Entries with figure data

_ _ _ _ _

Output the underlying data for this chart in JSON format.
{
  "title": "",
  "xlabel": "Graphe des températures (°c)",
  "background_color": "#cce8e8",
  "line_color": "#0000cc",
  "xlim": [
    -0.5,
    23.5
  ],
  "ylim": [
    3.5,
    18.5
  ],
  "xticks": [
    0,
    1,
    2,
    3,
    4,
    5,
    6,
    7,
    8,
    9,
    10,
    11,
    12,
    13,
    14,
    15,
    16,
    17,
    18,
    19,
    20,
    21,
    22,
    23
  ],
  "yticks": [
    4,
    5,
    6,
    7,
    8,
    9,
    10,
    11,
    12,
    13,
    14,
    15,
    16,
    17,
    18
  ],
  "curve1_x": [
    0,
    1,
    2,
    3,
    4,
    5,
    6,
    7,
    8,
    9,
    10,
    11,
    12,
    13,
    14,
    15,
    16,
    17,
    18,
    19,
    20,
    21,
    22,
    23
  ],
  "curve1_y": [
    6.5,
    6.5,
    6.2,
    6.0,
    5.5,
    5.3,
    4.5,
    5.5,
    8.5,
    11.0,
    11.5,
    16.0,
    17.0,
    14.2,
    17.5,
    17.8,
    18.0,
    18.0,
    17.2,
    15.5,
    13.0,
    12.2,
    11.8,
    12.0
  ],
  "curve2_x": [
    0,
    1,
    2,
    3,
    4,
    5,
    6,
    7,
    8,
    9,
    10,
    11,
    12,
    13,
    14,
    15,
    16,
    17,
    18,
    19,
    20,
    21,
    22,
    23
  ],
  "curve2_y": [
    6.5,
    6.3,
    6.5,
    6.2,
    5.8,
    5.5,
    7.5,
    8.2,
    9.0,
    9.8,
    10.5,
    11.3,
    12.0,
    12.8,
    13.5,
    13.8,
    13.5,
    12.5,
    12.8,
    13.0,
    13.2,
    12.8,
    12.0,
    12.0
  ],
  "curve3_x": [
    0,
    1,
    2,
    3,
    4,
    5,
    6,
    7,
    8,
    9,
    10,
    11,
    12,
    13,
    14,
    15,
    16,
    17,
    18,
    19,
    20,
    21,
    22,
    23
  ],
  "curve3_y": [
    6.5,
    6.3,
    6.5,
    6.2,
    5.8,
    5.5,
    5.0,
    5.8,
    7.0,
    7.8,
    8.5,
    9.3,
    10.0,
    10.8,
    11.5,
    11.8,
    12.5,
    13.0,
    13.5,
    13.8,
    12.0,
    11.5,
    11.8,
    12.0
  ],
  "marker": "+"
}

_ _ _ _ _

**WHAT TO PRODUCE:**
All of the entries above should be written out again exactly.

**FINAL RESULT:**
Output the underlying data for this chart in JSON format.
{
  "title": "",
  "xlabel": "Graphe des températures (°c)",
  "background_color": "#cce8e8",
  "line_color": "#0000cc",
  "xlim": [
    -0.5,
    23.5
  ],
  "ylim": [
    3.5,
    18.5
  ],
  "xticks": [
    0,
    1,
    2,
    3,
    4,
    5,
    6,
    7,
    8,
    9,
    10,
    11,
    12,
    13,
    14,
    15,
    16,
    17,
    18,
    19,
    20,
    21,
    22,
    23
  ],
  "yticks": [
    4,
    5,
    6,
    7,
    8,
    9,
    10,
    11,
    12,
    13,
    14,
    15,
    16,
    17,
    18
  ],
  "curve1_x": [
    0,
    1,
    2,
    3,
    4,
    5,
    6,
    7,
    8,
    9,
    10,
    11,
    12,
    13,
    14,
    15,
    16,
    17,
    18,
    19,
    20,
    21,
    22,
    23
  ],
  "curve1_y": [
    6.5,
    6.5,
    6.2,
    6.0,
    5.5,
    5.3,
    4.5,
    5.5,
    8.5,
    11.0,
    11.5,
    16.0,
    17.0,
    14.2,
    17.5,
    17.8,
    18.0,
    18.0,
    17.2,
    15.5,
    13.0,
    12.2,
    11.8,
    12.0
  ],
  "curve2_x": [
    0,
    1,
    2,
    3,
    4,
    5,
    6,
    7,
    8,
    9,
    10,
    11,
    12,
    13,
    14,
    15,
    16,
    17,
    18,
    19,
    20,
    21,
    22,
    23
  ],
  "curve2_y": [
    6.5,
    6.3,
    6.5,
    6.2,
    5.8,
    5.5,
    7.5,
    8.2,
    9.0,
    9.8,
    10.5,
    11.3,
    12.0,
    12.8,
    13.5,
    13.8,
    13.5,
    12.5,
    12.8,
    13.0,
    13.2,
    12.8,
    12.0,
    12.0
  ],
  "curve3_x": [
    0,
    1,
    2,
    3,
    4,
    5,
    6,
    7,
    8,
    9,
    10,
    11,
    12,
    13,
    14,
    15,
    16,
    17,
    18,
    19,
    20,
    21,
    22,
    23
  ],
  "curve3_y": [
    6.5,
    6.3,
    6.5,
    6.2,
    5.8,
    5.5,
    5.0,
    5.8,
    7.0,
    7.8,
    8.5,
    9.3,
    10.0,
    10.8,
    11.5,
    11.8,
    12.5,
    13.0,
    13.5,
    13.8,
    12.0,
    11.5,
    11.8,
    12.0
  ],
  "marker": "+"
}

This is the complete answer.